━━ Material supplied
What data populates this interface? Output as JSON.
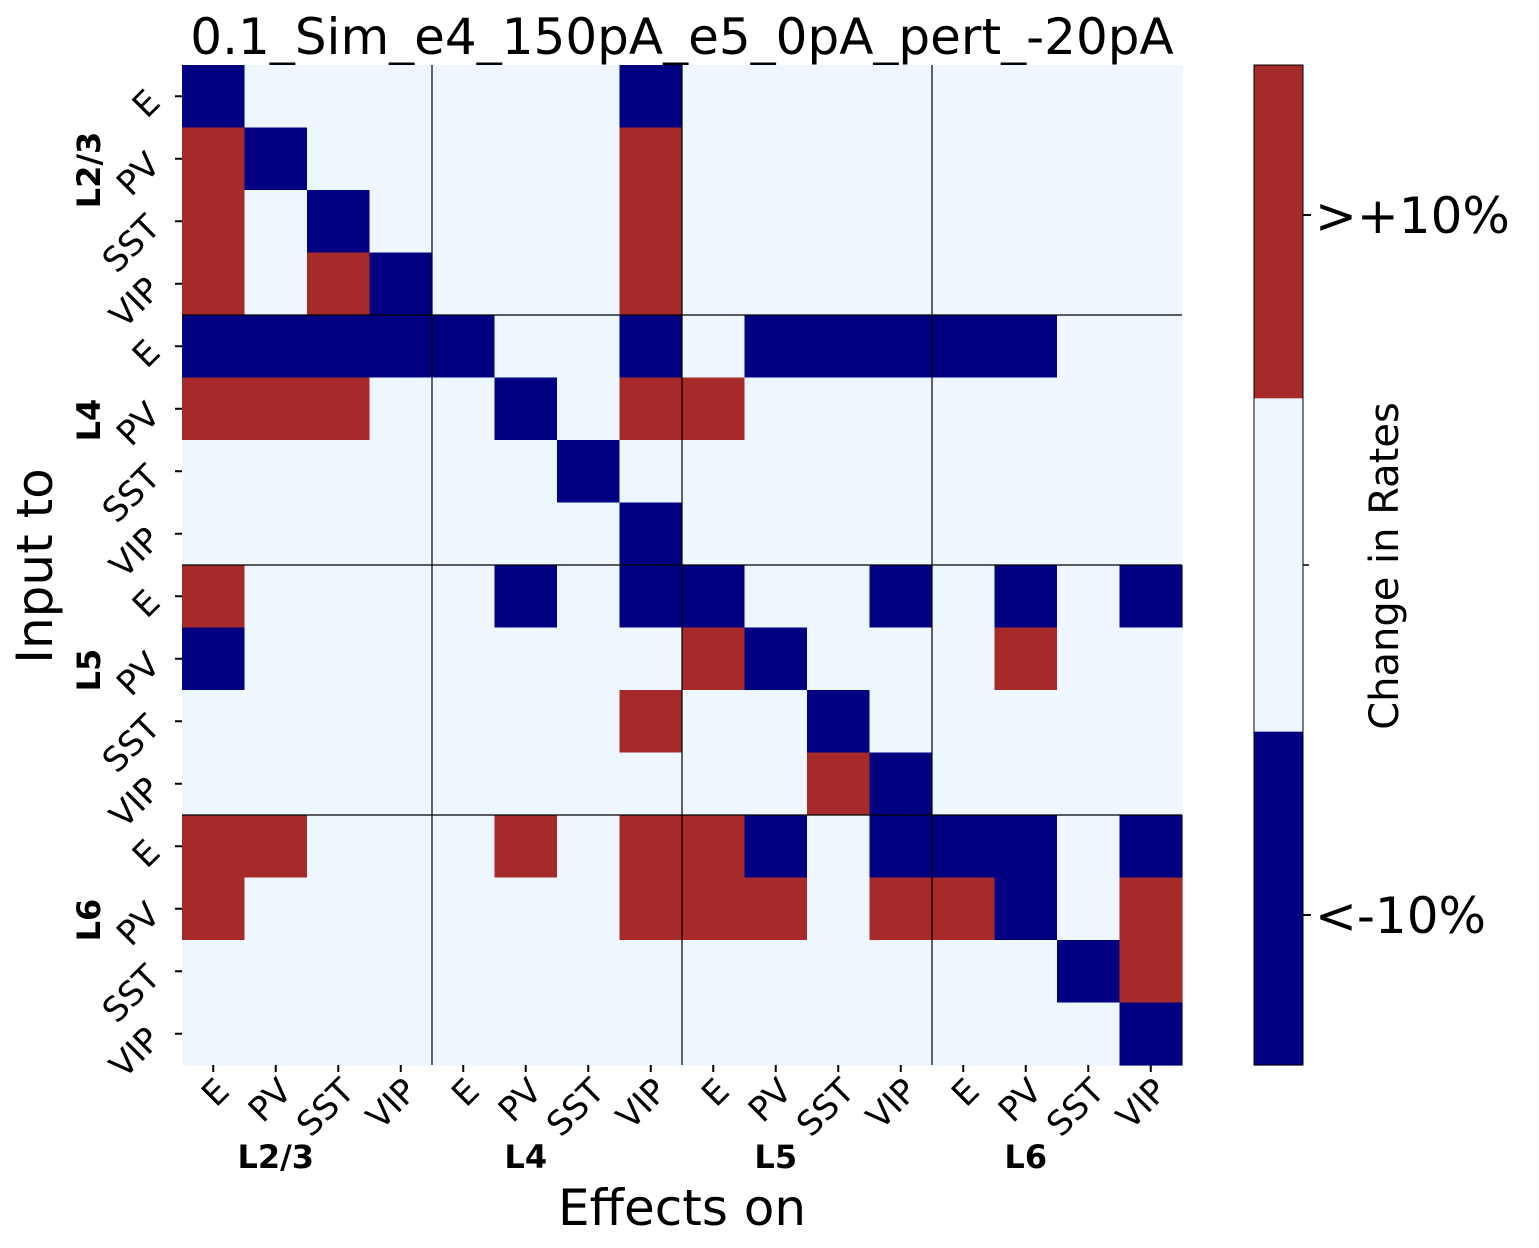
{
  "chart_data": {
    "type": "heatmap",
    "title": "0.1_Sim_e4_150pA_e5_0pA_pert_-20pA",
    "xlabel": "Effects on",
    "ylabel": "Input to",
    "cell_types": [
      "E",
      "PV",
      "SST",
      "VIP"
    ],
    "layers": [
      "L2/3",
      "L4",
      "L5",
      "L6"
    ],
    "colorbar": {
      "label": "Change in Rates",
      "ticks": [
        "<-10%",
        ">+10%"
      ],
      "levels": [
        -1,
        0,
        1
      ],
      "colors": {
        "-1": "#000080",
        "0": "#eef6fe",
        "1": "#a62a2a"
      }
    },
    "matrix": [
      [
        -1,
        0,
        0,
        0,
        0,
        0,
        0,
        -1,
        0,
        0,
        0,
        0,
        0,
        0,
        0,
        0
      ],
      [
        1,
        -1,
        0,
        0,
        0,
        0,
        0,
        1,
        0,
        0,
        0,
        0,
        0,
        0,
        0,
        0
      ],
      [
        1,
        0,
        -1,
        0,
        0,
        0,
        0,
        1,
        0,
        0,
        0,
        0,
        0,
        0,
        0,
        0
      ],
      [
        1,
        0,
        1,
        -1,
        0,
        0,
        0,
        1,
        0,
        0,
        0,
        0,
        0,
        0,
        0,
        0
      ],
      [
        -1,
        -1,
        -1,
        -1,
        -1,
        0,
        0,
        -1,
        0,
        -1,
        -1,
        -1,
        -1,
        -1,
        0,
        0
      ],
      [
        1,
        1,
        1,
        0,
        0,
        -1,
        0,
        1,
        1,
        0,
        0,
        0,
        0,
        0,
        0,
        0
      ],
      [
        0,
        0,
        0,
        0,
        0,
        0,
        -1,
        0,
        0,
        0,
        0,
        0,
        0,
        0,
        0,
        0
      ],
      [
        0,
        0,
        0,
        0,
        0,
        0,
        0,
        -1,
        0,
        0,
        0,
        0,
        0,
        0,
        0,
        0
      ],
      [
        1,
        0,
        0,
        0,
        0,
        -1,
        0,
        -1,
        -1,
        0,
        0,
        -1,
        0,
        -1,
        0,
        -1
      ],
      [
        -1,
        0,
        0,
        0,
        0,
        0,
        0,
        0,
        1,
        -1,
        0,
        0,
        0,
        1,
        0,
        0
      ],
      [
        0,
        0,
        0,
        0,
        0,
        0,
        0,
        1,
        0,
        0,
        -1,
        0,
        0,
        0,
        0,
        0
      ],
      [
        0,
        0,
        0,
        0,
        0,
        0,
        0,
        0,
        0,
        0,
        1,
        -1,
        0,
        0,
        0,
        0
      ],
      [
        1,
        1,
        0,
        0,
        0,
        1,
        0,
        1,
        1,
        -1,
        0,
        -1,
        -1,
        -1,
        0,
        -1
      ],
      [
        1,
        0,
        0,
        0,
        0,
        0,
        0,
        1,
        1,
        1,
        0,
        1,
        1,
        -1,
        0,
        1
      ],
      [
        0,
        0,
        0,
        0,
        0,
        0,
        0,
        0,
        0,
        0,
        0,
        0,
        0,
        0,
        -1,
        1
      ],
      [
        0,
        0,
        0,
        0,
        0,
        0,
        0,
        0,
        0,
        0,
        0,
        0,
        0,
        0,
        0,
        -1
      ]
    ]
  }
}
━━━━
Write out the records above exactly as they appear, leaving out any pictures.

What data populates this interface? Output as JSON.
{
  "chart_data": {
    "type": "heatmap",
    "title": "0.1_Sim_e4_150pA_e5_0pA_pert_-20pA",
    "xlabel": "Effects on",
    "ylabel": "Input to",
    "cell_types": [
      "E",
      "PV",
      "SST",
      "VIP"
    ],
    "layers": [
      "L2/3",
      "L4",
      "L5",
      "L6"
    ],
    "colorbar": {
      "label": "Change in Rates",
      "ticks": [
        "<-10%",
        ">+10%"
      ],
      "levels": [
        -1,
        0,
        1
      ],
      "colors": {
        "-1": "#000080",
        "0": "#eef6fe",
        "1": "#a62a2a"
      }
    },
    "matrix": [
      [
        -1,
        0,
        0,
        0,
        0,
        0,
        0,
        -1,
        0,
        0,
        0,
        0,
        0,
        0,
        0,
        0
      ],
      [
        1,
        -1,
        0,
        0,
        0,
        0,
        0,
        1,
        0,
        0,
        0,
        0,
        0,
        0,
        0,
        0
      ],
      [
        1,
        0,
        -1,
        0,
        0,
        0,
        0,
        1,
        0,
        0,
        0,
        0,
        0,
        0,
        0,
        0
      ],
      [
        1,
        0,
        1,
        -1,
        0,
        0,
        0,
        1,
        0,
        0,
        0,
        0,
        0,
        0,
        0,
        0
      ],
      [
        -1,
        -1,
        -1,
        -1,
        -1,
        0,
        0,
        -1,
        0,
        -1,
        -1,
        -1,
        -1,
        -1,
        0,
        0
      ],
      [
        1,
        1,
        1,
        0,
        0,
        -1,
        0,
        1,
        1,
        0,
        0,
        0,
        0,
        0,
        0,
        0
      ],
      [
        0,
        0,
        0,
        0,
        0,
        0,
        -1,
        0,
        0,
        0,
        0,
        0,
        0,
        0,
        0,
        0
      ],
      [
        0,
        0,
        0,
        0,
        0,
        0,
        0,
        -1,
        0,
        0,
        0,
        0,
        0,
        0,
        0,
        0
      ],
      [
        1,
        0,
        0,
        0,
        0,
        -1,
        0,
        -1,
        -1,
        0,
        0,
        -1,
        0,
        -1,
        0,
        -1
      ],
      [
        -1,
        0,
        0,
        0,
        0,
        0,
        0,
        0,
        1,
        -1,
        0,
        0,
        0,
        1,
        0,
        0
      ],
      [
        0,
        0,
        0,
        0,
        0,
        0,
        0,
        1,
        0,
        0,
        -1,
        0,
        0,
        0,
        0,
        0
      ],
      [
        0,
        0,
        0,
        0,
        0,
        0,
        0,
        0,
        0,
        0,
        1,
        -1,
        0,
        0,
        0,
        0
      ],
      [
        1,
        1,
        0,
        0,
        0,
        1,
        0,
        1,
        1,
        -1,
        0,
        -1,
        -1,
        -1,
        0,
        -1
      ],
      [
        1,
        0,
        0,
        0,
        0,
        0,
        0,
        1,
        1,
        1,
        0,
        1,
        1,
        -1,
        0,
        1
      ],
      [
        0,
        0,
        0,
        0,
        0,
        0,
        0,
        0,
        0,
        0,
        0,
        0,
        0,
        0,
        -1,
        1
      ],
      [
        0,
        0,
        0,
        0,
        0,
        0,
        0,
        0,
        0,
        0,
        0,
        0,
        0,
        0,
        0,
        -1
      ]
    ]
  }
}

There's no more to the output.